=== Information supplied ===

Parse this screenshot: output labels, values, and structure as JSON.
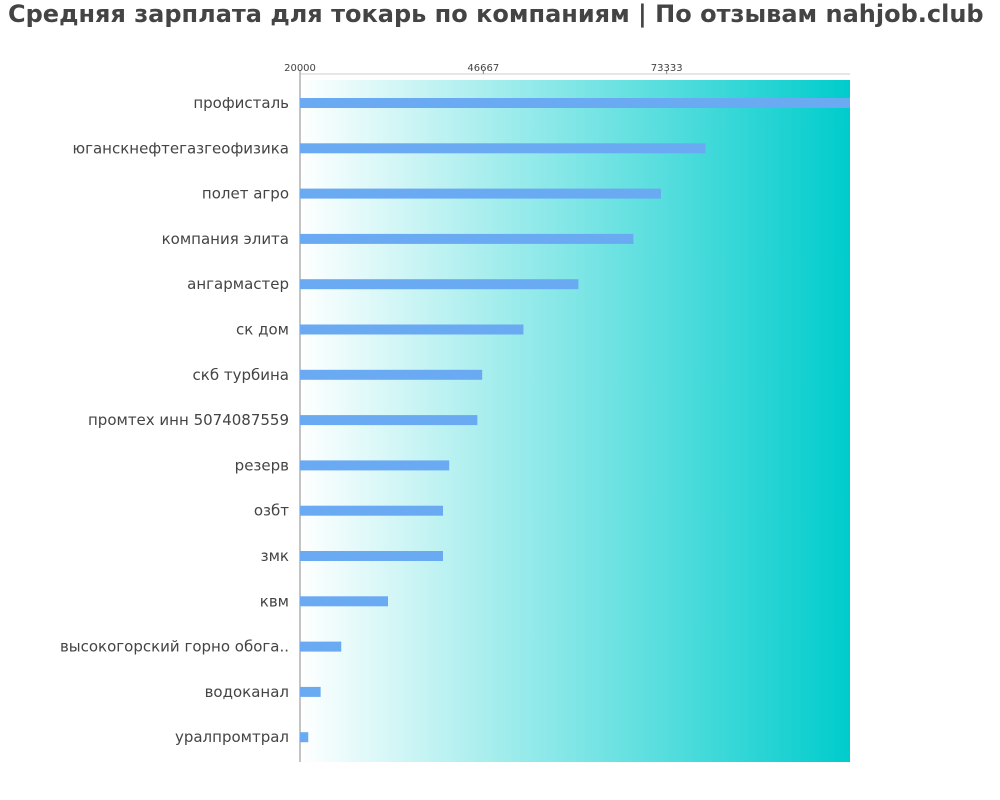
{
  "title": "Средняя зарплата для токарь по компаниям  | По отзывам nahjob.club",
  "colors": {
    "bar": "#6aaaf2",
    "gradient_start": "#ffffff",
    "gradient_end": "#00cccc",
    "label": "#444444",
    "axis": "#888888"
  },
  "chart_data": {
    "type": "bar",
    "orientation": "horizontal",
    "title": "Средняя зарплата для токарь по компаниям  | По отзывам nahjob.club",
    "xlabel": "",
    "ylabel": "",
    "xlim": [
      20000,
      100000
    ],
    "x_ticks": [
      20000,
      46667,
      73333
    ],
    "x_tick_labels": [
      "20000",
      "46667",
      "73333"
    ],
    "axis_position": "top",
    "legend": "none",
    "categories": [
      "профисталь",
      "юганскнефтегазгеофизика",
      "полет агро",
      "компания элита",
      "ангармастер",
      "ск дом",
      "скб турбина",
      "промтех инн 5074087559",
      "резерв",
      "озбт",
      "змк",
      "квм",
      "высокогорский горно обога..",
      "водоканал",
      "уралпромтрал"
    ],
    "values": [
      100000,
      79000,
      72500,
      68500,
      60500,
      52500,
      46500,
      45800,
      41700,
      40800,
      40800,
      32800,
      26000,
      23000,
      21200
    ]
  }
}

===
=== Information supplied ===

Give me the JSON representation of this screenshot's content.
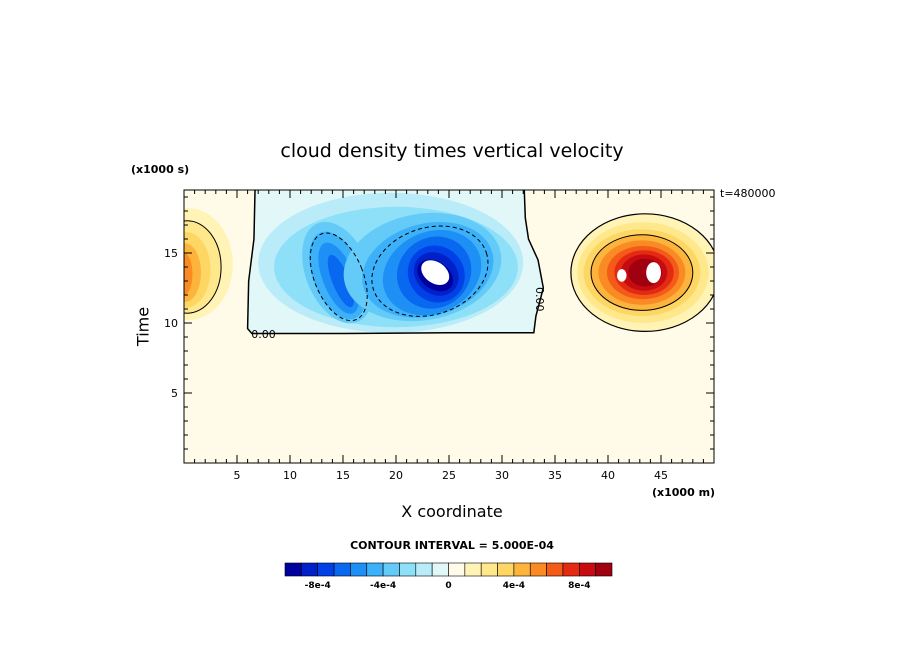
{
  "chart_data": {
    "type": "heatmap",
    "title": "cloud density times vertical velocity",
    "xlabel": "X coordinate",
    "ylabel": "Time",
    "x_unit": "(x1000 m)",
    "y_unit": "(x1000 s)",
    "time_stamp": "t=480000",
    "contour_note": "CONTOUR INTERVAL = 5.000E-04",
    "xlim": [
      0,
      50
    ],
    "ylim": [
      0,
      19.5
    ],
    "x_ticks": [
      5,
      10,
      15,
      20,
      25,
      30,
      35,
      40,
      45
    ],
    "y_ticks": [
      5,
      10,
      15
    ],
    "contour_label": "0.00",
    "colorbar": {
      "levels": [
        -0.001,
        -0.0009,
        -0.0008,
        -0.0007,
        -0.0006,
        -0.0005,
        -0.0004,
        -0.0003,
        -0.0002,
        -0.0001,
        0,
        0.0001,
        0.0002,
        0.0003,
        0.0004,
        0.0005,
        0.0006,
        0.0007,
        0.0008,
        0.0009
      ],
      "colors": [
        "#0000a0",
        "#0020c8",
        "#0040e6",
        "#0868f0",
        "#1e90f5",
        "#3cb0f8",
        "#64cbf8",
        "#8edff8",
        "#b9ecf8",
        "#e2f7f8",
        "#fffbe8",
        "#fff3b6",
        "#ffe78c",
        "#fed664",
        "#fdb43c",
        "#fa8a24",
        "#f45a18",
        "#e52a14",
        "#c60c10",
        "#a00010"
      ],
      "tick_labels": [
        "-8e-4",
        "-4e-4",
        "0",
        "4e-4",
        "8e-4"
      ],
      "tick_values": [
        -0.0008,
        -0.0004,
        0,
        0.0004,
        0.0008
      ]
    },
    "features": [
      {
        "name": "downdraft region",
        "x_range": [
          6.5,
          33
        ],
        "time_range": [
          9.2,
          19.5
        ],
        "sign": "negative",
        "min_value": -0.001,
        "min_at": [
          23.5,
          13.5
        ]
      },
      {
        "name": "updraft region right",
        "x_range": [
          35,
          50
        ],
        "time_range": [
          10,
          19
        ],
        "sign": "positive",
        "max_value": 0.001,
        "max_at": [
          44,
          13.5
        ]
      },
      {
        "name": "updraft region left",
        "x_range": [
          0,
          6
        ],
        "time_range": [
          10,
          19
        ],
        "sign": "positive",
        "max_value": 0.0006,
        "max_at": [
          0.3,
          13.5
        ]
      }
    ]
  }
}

===

**What you have to do:** Which lines contain the word "компаниям"? Return each of them.

**Completed exercise:**
  "title": "Средняя зарплата для токарь по компаниям  | По отзывам nahjob.club",
    "title": "Средняя зарплата для токарь по компаниям  | По отзывам nahjob.club",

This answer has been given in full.